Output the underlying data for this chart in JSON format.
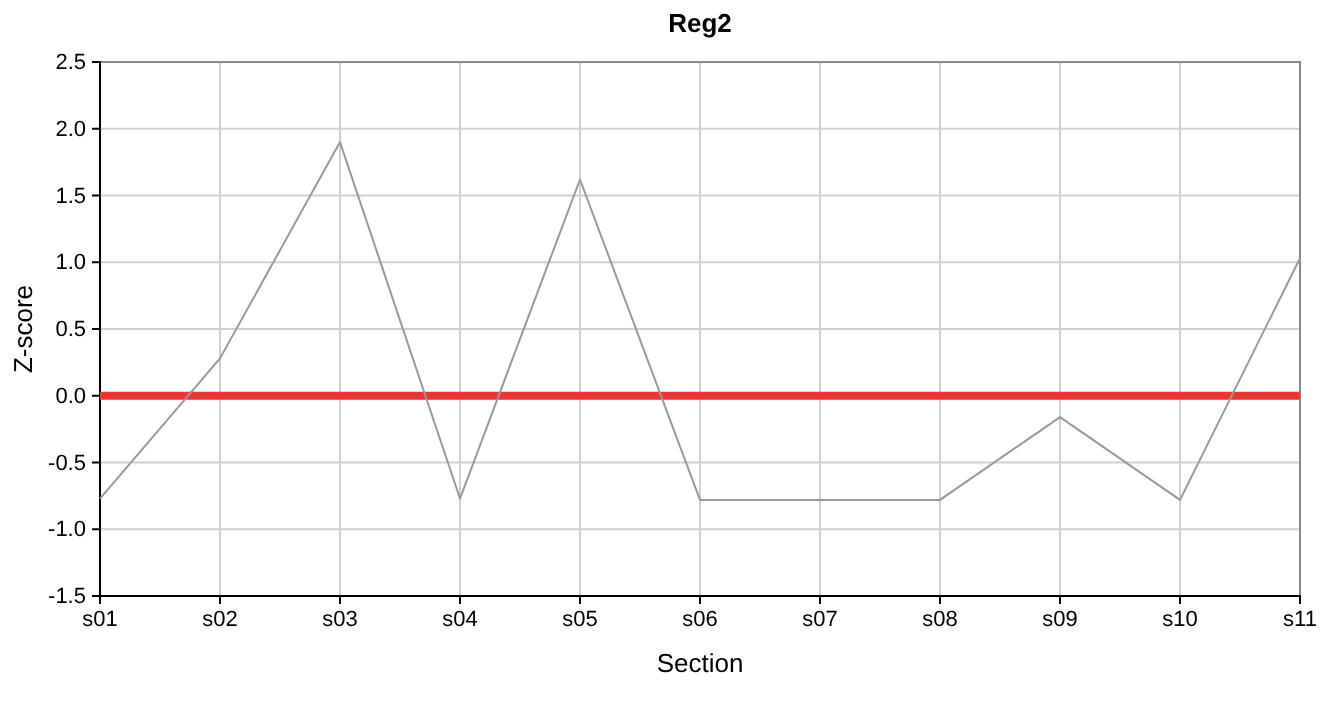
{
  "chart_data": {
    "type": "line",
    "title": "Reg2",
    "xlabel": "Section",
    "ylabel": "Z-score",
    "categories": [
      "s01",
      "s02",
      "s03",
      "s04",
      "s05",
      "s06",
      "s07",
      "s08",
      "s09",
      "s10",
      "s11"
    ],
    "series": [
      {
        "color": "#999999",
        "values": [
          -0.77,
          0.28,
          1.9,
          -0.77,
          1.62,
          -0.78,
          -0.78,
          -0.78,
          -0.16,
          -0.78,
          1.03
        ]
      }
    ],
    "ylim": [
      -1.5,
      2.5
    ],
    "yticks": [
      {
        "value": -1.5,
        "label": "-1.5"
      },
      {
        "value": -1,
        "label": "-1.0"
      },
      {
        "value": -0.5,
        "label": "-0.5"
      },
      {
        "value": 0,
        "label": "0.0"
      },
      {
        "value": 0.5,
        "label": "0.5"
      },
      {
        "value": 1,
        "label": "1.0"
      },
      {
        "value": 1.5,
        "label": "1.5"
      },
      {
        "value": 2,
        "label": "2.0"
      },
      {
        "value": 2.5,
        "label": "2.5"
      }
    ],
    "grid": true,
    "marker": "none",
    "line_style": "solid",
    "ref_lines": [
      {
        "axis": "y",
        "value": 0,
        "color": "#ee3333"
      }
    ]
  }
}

• The request
Repeat all the records above exactly, leaving out any pictures.

• Complete response
Output the underlying data for this chart in JSON format.
{
  "chart_data": {
    "type": "line",
    "title": "Reg2",
    "xlabel": "Section",
    "ylabel": "Z-score",
    "categories": [
      "s01",
      "s02",
      "s03",
      "s04",
      "s05",
      "s06",
      "s07",
      "s08",
      "s09",
      "s10",
      "s11"
    ],
    "series": [
      {
        "color": "#999999",
        "values": [
          -0.77,
          0.28,
          1.9,
          -0.77,
          1.62,
          -0.78,
          -0.78,
          -0.78,
          -0.16,
          -0.78,
          1.03
        ]
      }
    ],
    "ylim": [
      -1.5,
      2.5
    ],
    "yticks": [
      {
        "value": -1.5,
        "label": "-1.5"
      },
      {
        "value": -1,
        "label": "-1.0"
      },
      {
        "value": -0.5,
        "label": "-0.5"
      },
      {
        "value": 0,
        "label": "0.0"
      },
      {
        "value": 0.5,
        "label": "0.5"
      },
      {
        "value": 1,
        "label": "1.0"
      },
      {
        "value": 1.5,
        "label": "1.5"
      },
      {
        "value": 2,
        "label": "2.0"
      },
      {
        "value": 2.5,
        "label": "2.5"
      }
    ],
    "grid": true,
    "marker": "none",
    "line_style": "solid",
    "ref_lines": [
      {
        "axis": "y",
        "value": 0,
        "color": "#ee3333"
      }
    ]
  }
}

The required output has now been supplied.